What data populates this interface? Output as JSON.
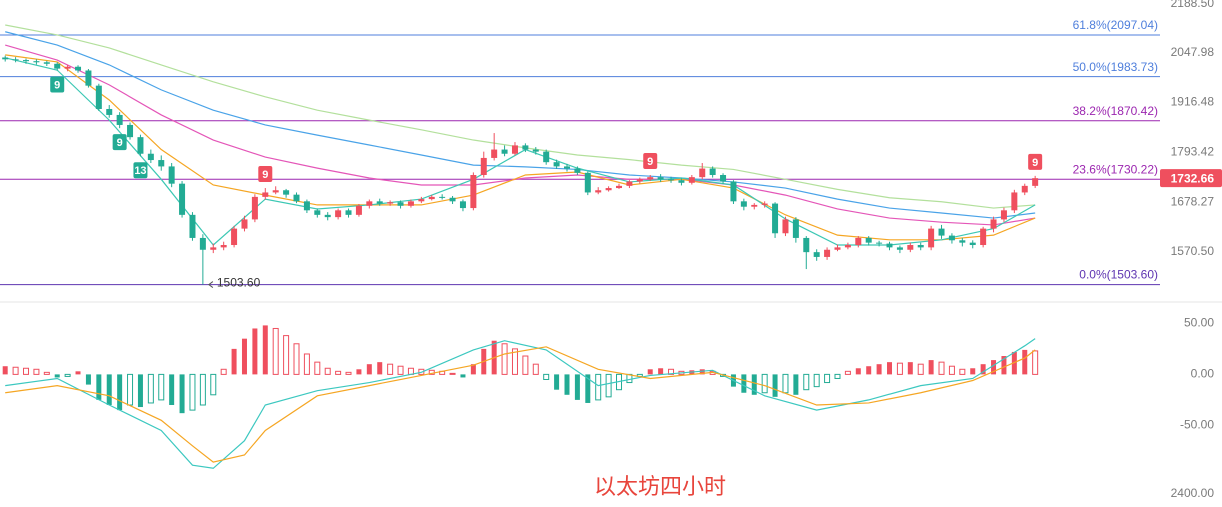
{
  "chart_data": [
    {
      "type": "candlestick",
      "log_scale": true,
      "ylim": [
        1473,
        2197
      ],
      "xlim": [
        -0.5,
        111
      ],
      "yticks": [
        {
          "value": 2188.5,
          "label": "2188.50"
        },
        2047.98,
        1916.48,
        1793.42,
        1678.27,
        {
          "value": 1570.5,
          "label": "1570.50"
        }
      ],
      "up_color": "#ef4f5e",
      "down_color": "#22ab94",
      "open": [
        2035,
        2030,
        2028,
        2025,
        2022,
        2018,
        2005,
        2010,
        2000,
        1960,
        1900,
        1885,
        1860,
        1830,
        1790,
        1775,
        1760,
        1720,
        1650,
        1600,
        1575,
        1580,
        1585,
        1620,
        1640,
        1690,
        1700,
        1705,
        1695,
        1680,
        1660,
        1650,
        1645,
        1660,
        1650,
        1670,
        1680,
        1675,
        1678,
        1670,
        1680,
        1685,
        1690,
        1688,
        1680,
        1665,
        1740,
        1780,
        1800,
        1790,
        1810,
        1800,
        1795,
        1770,
        1760,
        1755,
        1745,
        1700,
        1705,
        1710,
        1715,
        1725,
        1730,
        1735,
        1730,
        1728,
        1722,
        1735,
        1755,
        1740,
        1725,
        1680,
        1668,
        1672,
        1675,
        1610,
        1640,
        1600,
        1570,
        1560,
        1575,
        1580,
        1585,
        1600,
        1590,
        1588,
        1580,
        1575,
        1585,
        1580,
        1620,
        1605,
        1595,
        1590,
        1585,
        1620,
        1640,
        1660,
        1700,
        1715
      ],
      "high": [
        2040,
        2036,
        2032,
        2030,
        2026,
        2022,
        2015,
        2014,
        2004,
        1965,
        1910,
        1892,
        1866,
        1836,
        1800,
        1786,
        1768,
        1726,
        1656,
        1608,
        1588,
        1592,
        1626,
        1648,
        1696,
        1710,
        1714,
        1708,
        1700,
        1684,
        1664,
        1656,
        1664,
        1664,
        1674,
        1684,
        1686,
        1682,
        1682,
        1684,
        1690,
        1694,
        1696,
        1692,
        1684,
        1746,
        1795,
        1840,
        1810,
        1818,
        1815,
        1806,
        1800,
        1776,
        1766,
        1760,
        1748,
        1712,
        1714,
        1720,
        1728,
        1734,
        1740,
        1742,
        1736,
        1732,
        1740,
        1768,
        1760,
        1744,
        1728,
        1686,
        1676,
        1680,
        1678,
        1646,
        1645,
        1604,
        1576,
        1580,
        1586,
        1590,
        1604,
        1604,
        1594,
        1592,
        1584,
        1590,
        1590,
        1626,
        1628,
        1610,
        1600,
        1595,
        1624,
        1646,
        1666,
        1706,
        1720,
        1738
      ],
      "low": [
        2024,
        2022,
        2018,
        2016,
        2012,
        2000,
        1998,
        1994,
        1955,
        1895,
        1878,
        1852,
        1824,
        1784,
        1768,
        1750,
        1712,
        1644,
        1594,
        1503.6,
        1568,
        1574,
        1580,
        1614,
        1634,
        1684,
        1696,
        1688,
        1676,
        1654,
        1644,
        1638,
        1640,
        1644,
        1646,
        1664,
        1670,
        1670,
        1664,
        1666,
        1676,
        1682,
        1684,
        1674,
        1658,
        1660,
        1734,
        1774,
        1784,
        1786,
        1794,
        1788,
        1764,
        1754,
        1748,
        1740,
        1694,
        1696,
        1702,
        1708,
        1710,
        1720,
        1726,
        1724,
        1722,
        1716,
        1718,
        1730,
        1734,
        1720,
        1674,
        1660,
        1662,
        1666,
        1600,
        1604,
        1590,
        1535,
        1552,
        1554,
        1572,
        1576,
        1580,
        1584,
        1582,
        1574,
        1568,
        1570,
        1574,
        1574,
        1598,
        1588,
        1582,
        1578,
        1580,
        1612,
        1634,
        1654,
        1694,
        1710
      ],
      "close": [
        2030,
        2028,
        2025,
        2022,
        2018,
        2005,
        2010,
        2000,
        1960,
        1900,
        1885,
        1860,
        1830,
        1790,
        1775,
        1760,
        1720,
        1650,
        1600,
        1575,
        1580,
        1585,
        1620,
        1640,
        1690,
        1700,
        1705,
        1695,
        1680,
        1660,
        1650,
        1645,
        1660,
        1650,
        1670,
        1680,
        1675,
        1678,
        1670,
        1680,
        1685,
        1690,
        1688,
        1680,
        1665,
        1740,
        1780,
        1800,
        1790,
        1810,
        1800,
        1795,
        1770,
        1760,
        1755,
        1745,
        1700,
        1705,
        1710,
        1715,
        1725,
        1730,
        1735,
        1730,
        1728,
        1722,
        1735,
        1755,
        1740,
        1725,
        1680,
        1668,
        1672,
        1675,
        1610,
        1640,
        1600,
        1570,
        1560,
        1575,
        1580,
        1585,
        1600,
        1590,
        1588,
        1580,
        1575,
        1585,
        1580,
        1620,
        1605,
        1595,
        1590,
        1585,
        1620,
        1640,
        1660,
        1700,
        1715,
        1732.66
      ],
      "ma_x": [
        0,
        5,
        10,
        15,
        20,
        25,
        30,
        35,
        40,
        45,
        50,
        55,
        60,
        65,
        70,
        75,
        80,
        85,
        90,
        95,
        99
      ],
      "ma_lines": [
        {
          "color": "#b3e09c",
          "values": [
            2125,
            2097,
            2061,
            2015,
            1970,
            1931,
            1897,
            1872,
            1848,
            1823,
            1804,
            1787,
            1776,
            1763,
            1753,
            1730,
            1707,
            1688,
            1679,
            1665,
            1672
          ]
        },
        {
          "color": "#4aa3e8",
          "values": [
            2106,
            2069,
            2015,
            1949,
            1897,
            1860,
            1835,
            1811,
            1787,
            1763,
            1759,
            1753,
            1740,
            1733,
            1724,
            1710,
            1685,
            1665,
            1654,
            1643,
            1654
          ]
        },
        {
          "color": "#e456b8",
          "values": [
            2069,
            2028,
            1962,
            1885,
            1823,
            1782,
            1756,
            1733,
            1717,
            1717,
            1733,
            1740,
            1730,
            1730,
            1717,
            1694,
            1663,
            1643,
            1634,
            1628,
            1643
          ]
        },
        {
          "color": "#f5a623",
          "values": [
            2042,
            2023,
            1923,
            1800,
            1717,
            1694,
            1672,
            1672,
            1672,
            1694,
            1740,
            1747,
            1717,
            1730,
            1710,
            1650,
            1606,
            1596,
            1596,
            1606,
            1643
          ]
        },
        {
          "color": "#3cc8b4",
          "values": [
            2034,
            2001,
            1872,
            1730,
            1585,
            1685,
            1663,
            1672,
            1685,
            1730,
            1800,
            1756,
            1724,
            1733,
            1717,
            1641,
            1585,
            1585,
            1596,
            1620,
            1672
          ]
        }
      ],
      "fib_levels": [
        {
          "label": "61.8%(2097.04)",
          "value": 2097.04,
          "color": "#4f7fdc"
        },
        {
          "label": "50.0%(1983.73)",
          "value": 1983.73,
          "color": "#4f7fdc"
        },
        {
          "label": "38.2%(1870.42)",
          "value": 1870.42,
          "color": "#9c27b0"
        },
        {
          "label": "23.6%(1730.22)",
          "value": 1730.22,
          "color": "#9c27b0"
        },
        {
          "label": "0.0%(1503.60)",
          "value": 1503.6,
          "color": "#5e35b1"
        }
      ],
      "last_price": 1732.66,
      "low_annotation": {
        "value": 1503.6,
        "label": "1503.60",
        "x": 19
      },
      "td_markers": [
        {
          "x": 5,
          "text": "9",
          "side": "below"
        },
        {
          "x": 11,
          "text": "9",
          "side": "below"
        },
        {
          "x": 13,
          "text": "13",
          "side": "below"
        },
        {
          "x": 25,
          "text": "9",
          "side": "above"
        },
        {
          "x": 62,
          "text": "9",
          "side": "above"
        },
        {
          "x": 99,
          "text": "9",
          "side": "above"
        }
      ]
    },
    {
      "type": "macd",
      "ylim": [
        -128,
        68
      ],
      "xlim": [
        -0.5,
        111
      ],
      "yticks": [
        {
          "value": 50,
          "label": "50.00"
        },
        {
          "value": 0,
          "label": "0.00"
        },
        {
          "value": -50,
          "label": "-50.00"
        }
      ],
      "up_color": "#ef4f5e",
      "down_color": "#22ab94",
      "histogram": [
        8,
        7,
        6,
        5,
        2,
        -3,
        -2,
        3,
        -10,
        -25,
        -30,
        -35,
        -30,
        -32,
        -28,
        -25,
        -30,
        -38,
        -35,
        -30,
        -20,
        5,
        25,
        35,
        45,
        48,
        45,
        38,
        30,
        20,
        12,
        6,
        3,
        2,
        5,
        10,
        12,
        10,
        8,
        6,
        5,
        4,
        3,
        1,
        -3,
        10,
        25,
        33,
        30,
        25,
        18,
        10,
        -5,
        -15,
        -20,
        -25,
        -28,
        -25,
        -22,
        -15,
        -8,
        -2,
        5,
        6,
        5,
        3,
        4,
        5,
        3,
        -2,
        -12,
        -18,
        -20,
        -18,
        -22,
        -18,
        -20,
        -15,
        -12,
        -8,
        -4,
        3,
        6,
        8,
        10,
        12,
        11,
        12,
        10,
        14,
        12,
        8,
        5,
        6,
        10,
        14,
        18,
        22,
        24,
        23
      ],
      "x": [
        0,
        5,
        10,
        15,
        18,
        20,
        23,
        25,
        30,
        35,
        40,
        45,
        48,
        52,
        57,
        62,
        68,
        73,
        78,
        83,
        88,
        93,
        98,
        99
      ],
      "series": [
        {
          "color": "#3cc8c0",
          "values": [
            -11,
            -4,
            -30,
            -55,
            -89,
            -92,
            -65,
            -30,
            -16,
            -8,
            2,
            24,
            33,
            24,
            -11,
            -1,
            4,
            -21,
            -35,
            -25,
            -11,
            -4,
            28,
            35
          ]
        },
        {
          "color": "#f5a623",
          "values": [
            -18,
            -11,
            -21,
            -45,
            -70,
            -86,
            -79,
            -55,
            -21,
            -11,
            -1,
            9,
            20,
            27,
            5,
            -4,
            2,
            -11,
            -30,
            -28,
            -18,
            -6,
            16,
            24
          ]
        }
      ],
      "annotation": "以太坊四小时",
      "footer_tick": "2400.00"
    }
  ]
}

____

What you will do:
Read the entries above, then pull out the lines that include "label".

Written response:
          "label": "2188.50"
          "label": "1570.50"
          "label": "61.8%(2097.04)",
          "label": "50.0%(1983.73)",
          "label": "38.2%(1870.42)",
          "label": "23.6%(1730.22)",
          "label": "0.0%(1503.60)",
        "label": "1503.60",
          "label": "50.00"
          "label": "0.00"
          "label": "-50.00"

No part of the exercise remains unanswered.